- _AIM_
Look through the material below for "defined". Copy every line that contains it.

- _RECORDS TO USE_
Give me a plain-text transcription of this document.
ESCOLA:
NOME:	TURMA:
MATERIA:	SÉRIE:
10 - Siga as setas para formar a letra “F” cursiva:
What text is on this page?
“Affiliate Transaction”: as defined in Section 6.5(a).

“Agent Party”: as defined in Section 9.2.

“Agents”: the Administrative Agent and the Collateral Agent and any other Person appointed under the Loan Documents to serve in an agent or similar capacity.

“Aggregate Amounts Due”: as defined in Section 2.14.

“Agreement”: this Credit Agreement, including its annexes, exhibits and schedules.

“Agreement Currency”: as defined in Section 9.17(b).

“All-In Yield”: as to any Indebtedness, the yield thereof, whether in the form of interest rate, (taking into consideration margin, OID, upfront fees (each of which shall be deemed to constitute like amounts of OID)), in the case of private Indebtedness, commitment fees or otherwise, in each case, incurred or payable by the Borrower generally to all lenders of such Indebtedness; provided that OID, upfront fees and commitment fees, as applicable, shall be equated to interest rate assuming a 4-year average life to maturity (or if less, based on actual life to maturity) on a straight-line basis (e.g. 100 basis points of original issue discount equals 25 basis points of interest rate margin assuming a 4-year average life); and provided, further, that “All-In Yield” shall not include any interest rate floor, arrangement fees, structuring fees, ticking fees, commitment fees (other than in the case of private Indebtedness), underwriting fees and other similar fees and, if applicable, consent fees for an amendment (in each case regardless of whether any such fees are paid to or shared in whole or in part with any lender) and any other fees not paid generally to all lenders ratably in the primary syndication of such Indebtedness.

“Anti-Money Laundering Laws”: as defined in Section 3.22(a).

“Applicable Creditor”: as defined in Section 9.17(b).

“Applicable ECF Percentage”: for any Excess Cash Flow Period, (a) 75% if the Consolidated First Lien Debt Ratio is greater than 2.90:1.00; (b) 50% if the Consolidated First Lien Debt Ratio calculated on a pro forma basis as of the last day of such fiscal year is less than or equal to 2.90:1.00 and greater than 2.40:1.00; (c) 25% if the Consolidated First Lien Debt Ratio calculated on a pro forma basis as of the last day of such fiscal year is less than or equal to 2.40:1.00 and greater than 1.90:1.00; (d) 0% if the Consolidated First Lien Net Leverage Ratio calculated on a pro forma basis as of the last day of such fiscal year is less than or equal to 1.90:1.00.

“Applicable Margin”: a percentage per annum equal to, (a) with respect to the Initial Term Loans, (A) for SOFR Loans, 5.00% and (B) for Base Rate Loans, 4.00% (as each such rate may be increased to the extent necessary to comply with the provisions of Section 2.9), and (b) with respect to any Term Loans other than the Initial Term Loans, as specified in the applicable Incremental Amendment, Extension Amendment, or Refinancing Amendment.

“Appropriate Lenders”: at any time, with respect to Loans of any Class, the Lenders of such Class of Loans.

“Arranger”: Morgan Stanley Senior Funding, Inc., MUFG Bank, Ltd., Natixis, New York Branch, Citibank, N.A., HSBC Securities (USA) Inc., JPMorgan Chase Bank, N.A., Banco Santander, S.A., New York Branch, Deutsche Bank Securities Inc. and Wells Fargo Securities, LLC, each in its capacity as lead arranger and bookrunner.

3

- _RESPONSE BELOW_
“Affiliate Transaction”: as defined in Section 6.5(a).
“Agent Party”: as defined in Section 9.2.
“Aggregate Amounts Due”: as defined in Section 2.14.
“Agreement Currency”: as defined in Section 9.17(b).
“Anti-Money Laundering Laws”: as defined in Section 3.22(a).
“Applicable Creditor”: as defined in Section 9.17(b).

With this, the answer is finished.